## Your task
Please quote the material exactly, every line of it.

Stored items from a collection:

☆ ☆ ☆ ☆

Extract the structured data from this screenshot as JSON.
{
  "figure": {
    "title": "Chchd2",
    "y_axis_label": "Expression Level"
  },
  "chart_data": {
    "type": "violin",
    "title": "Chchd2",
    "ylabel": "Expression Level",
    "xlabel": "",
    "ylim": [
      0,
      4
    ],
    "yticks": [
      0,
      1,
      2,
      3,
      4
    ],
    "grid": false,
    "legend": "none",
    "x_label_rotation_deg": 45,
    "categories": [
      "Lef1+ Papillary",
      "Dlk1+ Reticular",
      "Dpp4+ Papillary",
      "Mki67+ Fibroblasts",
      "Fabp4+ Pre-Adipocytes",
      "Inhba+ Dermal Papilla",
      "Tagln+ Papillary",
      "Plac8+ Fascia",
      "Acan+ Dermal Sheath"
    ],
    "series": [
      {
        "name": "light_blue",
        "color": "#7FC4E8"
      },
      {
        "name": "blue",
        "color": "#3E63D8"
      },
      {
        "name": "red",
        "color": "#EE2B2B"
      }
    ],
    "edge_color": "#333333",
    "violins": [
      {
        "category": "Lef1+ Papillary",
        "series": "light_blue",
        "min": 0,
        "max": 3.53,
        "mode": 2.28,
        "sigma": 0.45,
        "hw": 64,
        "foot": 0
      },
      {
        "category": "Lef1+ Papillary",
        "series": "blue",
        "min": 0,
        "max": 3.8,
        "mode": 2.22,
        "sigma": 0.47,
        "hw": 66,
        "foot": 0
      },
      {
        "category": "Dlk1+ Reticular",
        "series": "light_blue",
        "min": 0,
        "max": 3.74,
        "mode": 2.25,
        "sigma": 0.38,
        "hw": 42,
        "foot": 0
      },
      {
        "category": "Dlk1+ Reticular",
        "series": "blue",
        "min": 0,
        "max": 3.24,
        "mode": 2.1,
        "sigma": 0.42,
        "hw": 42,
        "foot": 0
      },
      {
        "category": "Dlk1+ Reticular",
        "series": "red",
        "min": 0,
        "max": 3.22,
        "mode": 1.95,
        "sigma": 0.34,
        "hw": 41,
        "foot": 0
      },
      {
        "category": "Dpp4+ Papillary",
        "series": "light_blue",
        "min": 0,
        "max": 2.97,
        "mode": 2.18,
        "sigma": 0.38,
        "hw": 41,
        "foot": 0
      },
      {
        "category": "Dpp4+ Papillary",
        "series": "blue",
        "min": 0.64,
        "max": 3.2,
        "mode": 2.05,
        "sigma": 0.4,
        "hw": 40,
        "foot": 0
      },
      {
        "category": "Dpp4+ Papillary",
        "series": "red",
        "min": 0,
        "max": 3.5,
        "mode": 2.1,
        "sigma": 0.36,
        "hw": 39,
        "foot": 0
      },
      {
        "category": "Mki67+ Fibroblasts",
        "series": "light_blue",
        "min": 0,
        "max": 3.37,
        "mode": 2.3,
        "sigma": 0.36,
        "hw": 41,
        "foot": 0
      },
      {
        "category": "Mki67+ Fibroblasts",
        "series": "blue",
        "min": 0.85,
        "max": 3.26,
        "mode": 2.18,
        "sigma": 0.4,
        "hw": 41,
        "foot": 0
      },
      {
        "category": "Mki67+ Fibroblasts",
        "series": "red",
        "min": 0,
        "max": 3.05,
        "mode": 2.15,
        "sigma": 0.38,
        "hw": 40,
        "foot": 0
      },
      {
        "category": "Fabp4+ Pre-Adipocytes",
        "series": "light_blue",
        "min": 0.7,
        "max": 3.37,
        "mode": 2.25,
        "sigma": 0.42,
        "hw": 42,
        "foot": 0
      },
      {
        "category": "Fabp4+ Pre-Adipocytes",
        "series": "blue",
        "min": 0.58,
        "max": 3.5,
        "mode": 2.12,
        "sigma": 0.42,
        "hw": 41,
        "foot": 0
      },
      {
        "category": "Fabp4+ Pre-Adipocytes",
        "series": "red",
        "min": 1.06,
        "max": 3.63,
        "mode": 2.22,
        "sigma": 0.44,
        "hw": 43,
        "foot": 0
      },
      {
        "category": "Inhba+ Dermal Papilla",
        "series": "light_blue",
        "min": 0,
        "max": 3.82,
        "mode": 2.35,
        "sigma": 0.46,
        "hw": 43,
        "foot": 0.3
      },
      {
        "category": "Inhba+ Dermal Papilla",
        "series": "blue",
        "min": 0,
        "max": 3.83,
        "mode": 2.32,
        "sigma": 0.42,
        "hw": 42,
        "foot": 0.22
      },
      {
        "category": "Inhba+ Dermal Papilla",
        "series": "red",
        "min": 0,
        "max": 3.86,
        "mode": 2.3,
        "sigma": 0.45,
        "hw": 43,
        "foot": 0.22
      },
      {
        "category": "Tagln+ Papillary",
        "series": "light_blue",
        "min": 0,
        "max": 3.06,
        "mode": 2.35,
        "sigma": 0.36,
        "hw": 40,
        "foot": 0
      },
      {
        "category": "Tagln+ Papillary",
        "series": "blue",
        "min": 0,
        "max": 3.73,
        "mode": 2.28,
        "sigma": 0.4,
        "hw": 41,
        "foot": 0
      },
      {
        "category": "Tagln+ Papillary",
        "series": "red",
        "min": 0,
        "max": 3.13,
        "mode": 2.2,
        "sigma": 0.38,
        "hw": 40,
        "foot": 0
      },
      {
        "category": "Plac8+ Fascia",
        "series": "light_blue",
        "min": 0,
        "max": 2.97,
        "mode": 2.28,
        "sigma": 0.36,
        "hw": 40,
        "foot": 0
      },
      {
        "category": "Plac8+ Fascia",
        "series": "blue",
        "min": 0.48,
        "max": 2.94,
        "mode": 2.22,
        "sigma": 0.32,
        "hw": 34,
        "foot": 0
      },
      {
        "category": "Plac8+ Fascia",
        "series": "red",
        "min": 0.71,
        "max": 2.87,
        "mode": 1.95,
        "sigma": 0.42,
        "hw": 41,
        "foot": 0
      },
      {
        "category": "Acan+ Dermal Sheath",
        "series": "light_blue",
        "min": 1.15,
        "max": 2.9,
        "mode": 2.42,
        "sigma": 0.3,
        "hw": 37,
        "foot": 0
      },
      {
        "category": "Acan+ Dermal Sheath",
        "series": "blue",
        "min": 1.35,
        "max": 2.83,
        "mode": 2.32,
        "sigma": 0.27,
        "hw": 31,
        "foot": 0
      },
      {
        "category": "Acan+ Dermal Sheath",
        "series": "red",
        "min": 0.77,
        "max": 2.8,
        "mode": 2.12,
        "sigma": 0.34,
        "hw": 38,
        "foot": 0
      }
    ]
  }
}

☆ ☆ ☆ ☆

## Answer to the problem
Extract the structured data from this screenshot as JSON.
{
  "figure": {
    "title": "Chchd2",
    "y_axis_label": "Expression Level"
  },
  "chart_data": {
    "type": "violin",
    "title": "Chchd2",
    "ylabel": "Expression Level",
    "xlabel": "",
    "ylim": [
      0,
      4
    ],
    "yticks": [
      0,
      1,
      2,
      3,
      4
    ],
    "grid": false,
    "legend": "none",
    "x_label_rotation_deg": 45,
    "categories": [
      "Lef1+ Papillary",
      "Dlk1+ Reticular",
      "Dpp4+ Papillary",
      "Mki67+ Fibroblasts",
      "Fabp4+ Pre-Adipocytes",
      "Inhba+ Dermal Papilla",
      "Tagln+ Papillary",
      "Plac8+ Fascia",
      "Acan+ Dermal Sheath"
    ],
    "series": [
      {
        "name": "light_blue",
        "color": "#7FC4E8"
      },
      {
        "name": "blue",
        "color": "#3E63D8"
      },
      {
        "name": "red",
        "color": "#EE2B2B"
      }
    ],
    "edge_color": "#333333",
    "violins": [
      {
        "category": "Lef1+ Papillary",
        "series": "light_blue",
        "min": 0,
        "max": 3.53,
        "mode": 2.28,
        "sigma": 0.45,
        "hw": 64,
        "foot": 0
      },
      {
        "category": "Lef1+ Papillary",
        "series": "blue",
        "min": 0,
        "max": 3.8,
        "mode": 2.22,
        "sigma": 0.47,
        "hw": 66,
        "foot": 0
      },
      {
        "category": "Dlk1+ Reticular",
        "series": "light_blue",
        "min": 0,
        "max": 3.74,
        "mode": 2.25,
        "sigma": 0.38,
        "hw": 42,
        "foot": 0
      },
      {
        "category": "Dlk1+ Reticular",
        "series": "blue",
        "min": 0,
        "max": 3.24,
        "mode": 2.1,
        "sigma": 0.42,
        "hw": 42,
        "foot": 0
      },
      {
        "category": "Dlk1+ Reticular",
        "series": "red",
        "min": 0,
        "max": 3.22,
        "mode": 1.95,
        "sigma": 0.34,
        "hw": 41,
        "foot": 0
      },
      {
        "category": "Dpp4+ Papillary",
        "series": "light_blue",
        "min": 0,
        "max": 2.97,
        "mode": 2.18,
        "sigma": 0.38,
        "hw": 41,
        "foot": 0
      },
      {
        "category": "Dpp4+ Papillary",
        "series": "blue",
        "min": 0.64,
        "max": 3.2,
        "mode": 2.05,
        "sigma": 0.4,
        "hw": 40,
        "foot": 0
      },
      {
        "category": "Dpp4+ Papillary",
        "series": "red",
        "min": 0,
        "max": 3.5,
        "mode": 2.1,
        "sigma": 0.36,
        "hw": 39,
        "foot": 0
      },
      {
        "category": "Mki67+ Fibroblasts",
        "series": "light_blue",
        "min": 0,
        "max": 3.37,
        "mode": 2.3,
        "sigma": 0.36,
        "hw": 41,
        "foot": 0
      },
      {
        "category": "Mki67+ Fibroblasts",
        "series": "blue",
        "min": 0.85,
        "max": 3.26,
        "mode": 2.18,
        "sigma": 0.4,
        "hw": 41,
        "foot": 0
      },
      {
        "category": "Mki67+ Fibroblasts",
        "series": "red",
        "min": 0,
        "max": 3.05,
        "mode": 2.15,
        "sigma": 0.38,
        "hw": 40,
        "foot": 0
      },
      {
        "category": "Fabp4+ Pre-Adipocytes",
        "series": "light_blue",
        "min": 0.7,
        "max": 3.37,
        "mode": 2.25,
        "sigma": 0.42,
        "hw": 42,
        "foot": 0
      },
      {
        "category": "Fabp4+ Pre-Adipocytes",
        "series": "blue",
        "min": 0.58,
        "max": 3.5,
        "mode": 2.12,
        "sigma": 0.42,
        "hw": 41,
        "foot": 0
      },
      {
        "category": "Fabp4+ Pre-Adipocytes",
        "series": "red",
        "min": 1.06,
        "max": 3.63,
        "mode": 2.22,
        "sigma": 0.44,
        "hw": 43,
        "foot": 0
      },
      {
        "category": "Inhba+ Dermal Papilla",
        "series": "light_blue",
        "min": 0,
        "max": 3.82,
        "mode": 2.35,
        "sigma": 0.46,
        "hw": 43,
        "foot": 0.3
      },
      {
        "category": "Inhba+ Dermal Papilla",
        "series": "blue",
        "min": 0,
        "max": 3.83,
        "mode": 2.32,
        "sigma": 0.42,
        "hw": 42,
        "foot": 0.22
      },
      {
        "category": "Inhba+ Dermal Papilla",
        "series": "red",
        "min": 0,
        "max": 3.86,
        "mode": 2.3,
        "sigma": 0.45,
        "hw": 43,
        "foot": 0.22
      },
      {
        "category": "Tagln+ Papillary",
        "series": "light_blue",
        "min": 0,
        "max": 3.06,
        "mode": 2.35,
        "sigma": 0.36,
        "hw": 40,
        "foot": 0
      },
      {
        "category": "Tagln+ Papillary",
        "series": "blue",
        "min": 0,
        "max": 3.73,
        "mode": 2.28,
        "sigma": 0.4,
        "hw": 41,
        "foot": 0
      },
      {
        "category": "Tagln+ Papillary",
        "series": "red",
        "min": 0,
        "max": 3.13,
        "mode": 2.2,
        "sigma": 0.38,
        "hw": 40,
        "foot": 0
      },
      {
        "category": "Plac8+ Fascia",
        "series": "light_blue",
        "min": 0,
        "max": 2.97,
        "mode": 2.28,
        "sigma": 0.36,
        "hw": 40,
        "foot": 0
      },
      {
        "category": "Plac8+ Fascia",
        "series": "blue",
        "min": 0.48,
        "max": 2.94,
        "mode": 2.22,
        "sigma": 0.32,
        "hw": 34,
        "foot": 0
      },
      {
        "category": "Plac8+ Fascia",
        "series": "red",
        "min": 0.71,
        "max": 2.87,
        "mode": 1.95,
        "sigma": 0.42,
        "hw": 41,
        "foot": 0
      },
      {
        "category": "Acan+ Dermal Sheath",
        "series": "light_blue",
        "min": 1.15,
        "max": 2.9,
        "mode": 2.42,
        "sigma": 0.3,
        "hw": 37,
        "foot": 0
      },
      {
        "category": "Acan+ Dermal Sheath",
        "series": "blue",
        "min": 1.35,
        "max": 2.83,
        "mode": 2.32,
        "sigma": 0.27,
        "hw": 31,
        "foot": 0
      },
      {
        "category": "Acan+ Dermal Sheath",
        "series": "red",
        "min": 0.77,
        "max": 2.8,
        "mode": 2.12,
        "sigma": 0.34,
        "hw": 38,
        "foot": 0
      }
    ]
  }
}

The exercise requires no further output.